##### Text excerpt

In addition to their physiological roles, HSPGs have been implicated in the pathogenesis of various diseases, including cancer (32), inflammation, and infectious diseases. Altered expression and function of HSPGs have been observed in various cancers, which is thought to regulate tumor growth, angiogenesis, invasion, and metastasis. In inflammatory diseases, HSPGs participate in processes by facilitating the recruitment of immune cells to the site of inflammation and cell adhesion and migration. Additionally, HSPGs can regulate immune response directly (33).

In infectious diseases, HSPGs can often serve as a recruiting factor to facilitate viral attachment to the cell surface. Indeed, recent studies suggested that the interaction between the Spike protein and ACE2 alone is not sufficient for efficient entry of SARS-CoV-2. Instead, the virus appears to use HSPGs as a co-receptor (3, 34–36), which uses the HS polysaccharide chains to interact with the spike protein primarily through the receptor-binding domain (RBD). This interaction has been shown to be essential for viral attachment and entry, particularly in cells that express low levels of ACE2 (35, 37, 38) (Figure 2).

Figure 2. Mechanism of HSPG co-factor in SARS-CoV-2 infection. HSPG initially causes accumulation of SARS-CoV-2 at the cell surface due to binding of SARS-COV-2 spike and HSPG. HSPG binding triggers a conformational change that leads to the “open” confirmation necessary for spike-ACE2 binding. Spike-ACE2 binding will either lead to cellular entry through endocytosis or cleavage of spike at the cell surface by TMRPSS2 which leads to cellular entry through direct membrane fusion.

In addition to enhancing viral attachment to cells, HSPGs may also regulate the conformational change of the spike during viral entry. The spike protein contains 22 N-linked glycans per protomer, which form a glycan shield around much of the protein and help to mask antigenic sites for immune evasion (39). These glycans may also help to drive a conformational change in favor of an open state in the spike protein, a process that may involve HSPGs. Multiple studies have shown that the predicted HS binding site on RBD overlaps significantly with the RBD binding site for N-glycan at N165, which suggests that HSPGs may stabilize RBD in the open conformation (39–43).

Interestingly, HSPG has been shown to form a ternary complex with ACE2 and spike, promoting SARS-CoV-2 endocytosis (3, 35, 44). Accordingly, drugs that bind to HS and HS mimetic compounds have been found to inhibit endocytosis-mediated entry of SARS-CoV-2 (3, 41, 43, 45–47). Additionally, for SARS-CoV-2 variants that enter cells via the cell surface, a recent study reveals an unexpected function of HS in regulating infection-associated cell–cell fusion, a process generating large multi-nuclear syncytia in association with severe COVID-19 cases. Specifically, HS promotes the clustering of ACE2 on the cell surface, which concentrates the spike protein on neighboring cells to maintain their fusogenic activity. The SARS-CoV-2 fusogenic activity may link to the transmissibility and symptom severity of variants. A HS-binding small molecule was shown to inhibit ACE2 clustering and thus the formation of fusion pore (4). These findings suggest that targeting HSPGs may be a promising therapeutic approach for the treatment of COVID-19.

##########
##### Supplied material

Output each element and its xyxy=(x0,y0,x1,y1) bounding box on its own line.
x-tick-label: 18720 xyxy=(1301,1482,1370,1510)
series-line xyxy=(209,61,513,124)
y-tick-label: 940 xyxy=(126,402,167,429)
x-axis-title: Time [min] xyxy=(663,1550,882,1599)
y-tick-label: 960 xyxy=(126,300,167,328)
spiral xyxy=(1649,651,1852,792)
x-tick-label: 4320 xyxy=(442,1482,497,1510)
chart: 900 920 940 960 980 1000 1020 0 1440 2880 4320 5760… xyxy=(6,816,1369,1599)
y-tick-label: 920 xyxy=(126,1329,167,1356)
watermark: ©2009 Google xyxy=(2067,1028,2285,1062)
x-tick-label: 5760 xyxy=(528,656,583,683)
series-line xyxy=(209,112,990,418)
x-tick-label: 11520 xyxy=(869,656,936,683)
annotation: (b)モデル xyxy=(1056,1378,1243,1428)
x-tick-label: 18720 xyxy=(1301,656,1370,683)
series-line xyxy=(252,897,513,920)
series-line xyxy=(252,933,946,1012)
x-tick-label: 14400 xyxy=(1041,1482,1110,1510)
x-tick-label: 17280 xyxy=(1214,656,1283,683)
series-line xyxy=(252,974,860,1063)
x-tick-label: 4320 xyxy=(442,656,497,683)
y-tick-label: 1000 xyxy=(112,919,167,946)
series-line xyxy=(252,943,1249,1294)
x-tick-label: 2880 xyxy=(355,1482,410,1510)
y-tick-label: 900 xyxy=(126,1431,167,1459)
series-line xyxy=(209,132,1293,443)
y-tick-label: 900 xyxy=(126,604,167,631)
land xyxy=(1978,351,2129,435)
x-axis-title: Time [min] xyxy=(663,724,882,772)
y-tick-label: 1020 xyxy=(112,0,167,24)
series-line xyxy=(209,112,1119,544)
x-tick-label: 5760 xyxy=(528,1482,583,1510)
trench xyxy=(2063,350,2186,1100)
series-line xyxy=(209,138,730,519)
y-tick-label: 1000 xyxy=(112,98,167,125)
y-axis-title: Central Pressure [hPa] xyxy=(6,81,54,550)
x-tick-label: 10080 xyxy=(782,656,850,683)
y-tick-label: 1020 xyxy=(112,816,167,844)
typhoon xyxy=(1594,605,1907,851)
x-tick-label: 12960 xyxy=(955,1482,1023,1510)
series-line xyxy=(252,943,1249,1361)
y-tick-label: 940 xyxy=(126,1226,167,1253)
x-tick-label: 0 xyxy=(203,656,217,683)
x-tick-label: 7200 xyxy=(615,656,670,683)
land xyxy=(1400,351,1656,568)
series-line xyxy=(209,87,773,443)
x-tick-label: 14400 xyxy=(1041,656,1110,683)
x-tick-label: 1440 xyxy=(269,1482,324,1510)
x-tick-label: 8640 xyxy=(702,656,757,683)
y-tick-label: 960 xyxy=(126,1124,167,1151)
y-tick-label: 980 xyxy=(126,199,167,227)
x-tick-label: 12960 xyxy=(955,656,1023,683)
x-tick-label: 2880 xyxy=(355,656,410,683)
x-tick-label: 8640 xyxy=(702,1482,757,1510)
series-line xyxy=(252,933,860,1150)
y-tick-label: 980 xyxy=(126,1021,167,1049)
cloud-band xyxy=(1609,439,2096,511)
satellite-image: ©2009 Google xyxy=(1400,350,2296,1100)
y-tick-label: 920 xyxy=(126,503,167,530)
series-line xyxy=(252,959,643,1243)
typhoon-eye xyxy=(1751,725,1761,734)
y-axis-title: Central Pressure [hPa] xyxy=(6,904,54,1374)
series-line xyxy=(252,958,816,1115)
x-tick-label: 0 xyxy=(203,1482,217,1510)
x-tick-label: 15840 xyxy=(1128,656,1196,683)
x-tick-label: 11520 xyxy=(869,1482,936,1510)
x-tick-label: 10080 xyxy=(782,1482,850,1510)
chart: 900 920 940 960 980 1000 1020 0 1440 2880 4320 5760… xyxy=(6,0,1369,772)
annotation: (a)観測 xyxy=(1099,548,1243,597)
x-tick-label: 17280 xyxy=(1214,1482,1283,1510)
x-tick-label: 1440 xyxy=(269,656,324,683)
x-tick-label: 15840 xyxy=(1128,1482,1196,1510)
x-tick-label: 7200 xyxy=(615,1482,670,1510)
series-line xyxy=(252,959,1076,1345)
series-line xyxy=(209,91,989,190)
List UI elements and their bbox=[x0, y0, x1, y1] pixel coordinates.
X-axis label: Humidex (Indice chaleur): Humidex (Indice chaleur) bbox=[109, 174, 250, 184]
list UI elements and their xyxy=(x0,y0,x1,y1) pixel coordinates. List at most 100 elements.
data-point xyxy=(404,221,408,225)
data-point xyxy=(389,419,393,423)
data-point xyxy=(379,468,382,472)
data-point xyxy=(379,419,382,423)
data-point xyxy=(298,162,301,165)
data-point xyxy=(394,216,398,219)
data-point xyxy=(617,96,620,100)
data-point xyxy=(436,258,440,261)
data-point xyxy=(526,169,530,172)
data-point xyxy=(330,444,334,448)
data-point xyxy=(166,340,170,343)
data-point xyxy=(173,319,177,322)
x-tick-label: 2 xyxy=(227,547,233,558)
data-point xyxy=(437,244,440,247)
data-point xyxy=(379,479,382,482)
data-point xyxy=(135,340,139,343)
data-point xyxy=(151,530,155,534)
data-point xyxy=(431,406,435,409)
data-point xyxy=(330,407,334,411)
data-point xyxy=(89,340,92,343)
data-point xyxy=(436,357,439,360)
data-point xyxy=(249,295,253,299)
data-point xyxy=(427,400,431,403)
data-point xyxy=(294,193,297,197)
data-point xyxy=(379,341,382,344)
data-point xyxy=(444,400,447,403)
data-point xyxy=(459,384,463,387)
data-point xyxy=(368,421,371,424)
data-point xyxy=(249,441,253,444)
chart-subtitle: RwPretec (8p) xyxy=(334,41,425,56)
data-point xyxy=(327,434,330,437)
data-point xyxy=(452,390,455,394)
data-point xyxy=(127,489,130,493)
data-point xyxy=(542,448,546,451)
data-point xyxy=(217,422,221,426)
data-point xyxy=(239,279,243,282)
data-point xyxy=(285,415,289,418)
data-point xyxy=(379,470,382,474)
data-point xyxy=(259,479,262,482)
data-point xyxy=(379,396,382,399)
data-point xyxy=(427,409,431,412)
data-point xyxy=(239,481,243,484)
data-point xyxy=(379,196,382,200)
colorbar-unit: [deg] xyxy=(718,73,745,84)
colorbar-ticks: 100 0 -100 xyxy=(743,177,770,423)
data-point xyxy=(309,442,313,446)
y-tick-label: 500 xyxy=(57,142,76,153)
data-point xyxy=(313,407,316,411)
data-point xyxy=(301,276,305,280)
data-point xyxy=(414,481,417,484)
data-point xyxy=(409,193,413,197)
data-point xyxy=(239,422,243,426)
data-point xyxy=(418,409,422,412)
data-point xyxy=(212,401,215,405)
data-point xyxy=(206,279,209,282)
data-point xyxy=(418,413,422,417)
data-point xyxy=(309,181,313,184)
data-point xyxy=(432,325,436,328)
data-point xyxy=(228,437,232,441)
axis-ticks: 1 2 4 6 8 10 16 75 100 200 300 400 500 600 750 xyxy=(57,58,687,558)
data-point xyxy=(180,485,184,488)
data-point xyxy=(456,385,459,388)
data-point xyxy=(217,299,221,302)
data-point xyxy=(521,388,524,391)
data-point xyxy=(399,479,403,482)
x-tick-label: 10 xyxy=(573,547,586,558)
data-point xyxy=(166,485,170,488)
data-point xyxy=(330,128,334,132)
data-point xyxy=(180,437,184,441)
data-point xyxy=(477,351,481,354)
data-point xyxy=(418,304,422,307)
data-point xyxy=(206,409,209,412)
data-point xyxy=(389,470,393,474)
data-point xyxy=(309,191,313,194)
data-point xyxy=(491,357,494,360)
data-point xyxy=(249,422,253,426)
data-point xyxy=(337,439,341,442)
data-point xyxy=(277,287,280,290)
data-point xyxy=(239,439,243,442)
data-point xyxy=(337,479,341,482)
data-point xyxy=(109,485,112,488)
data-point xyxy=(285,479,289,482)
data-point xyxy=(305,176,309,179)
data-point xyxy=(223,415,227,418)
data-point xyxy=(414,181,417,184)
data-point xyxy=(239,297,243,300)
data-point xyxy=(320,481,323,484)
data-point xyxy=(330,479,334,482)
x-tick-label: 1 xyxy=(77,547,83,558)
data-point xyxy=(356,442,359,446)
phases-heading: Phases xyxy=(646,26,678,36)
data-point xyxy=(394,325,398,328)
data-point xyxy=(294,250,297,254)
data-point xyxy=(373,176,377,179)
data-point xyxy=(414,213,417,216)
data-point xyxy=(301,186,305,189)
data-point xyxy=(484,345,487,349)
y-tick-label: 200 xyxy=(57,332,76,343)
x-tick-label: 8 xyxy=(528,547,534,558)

##########

> _Exercise requirements_: Quote the passage on HSPGs in disease, beginning at the words "In addition to their" and stopping after "response directly (33).".

> _Response below_:
In addition to their physiological roles, HSPGs have been implicated in the pathogenesis of various diseases, including cancer (32), inflammation, and infectious diseases. Altered expression and function of HSPGs have been observed in various cancers, which is thought to regulate tumor growth, angiogenesis, invasion, and metastasis. In inflammatory diseases, HSPGs participate in processes by facilitating the recruitment of immune cells to the site of inflammation and cell adhesion and migration. Additionally, HSPGs can regulate immune response directly (33).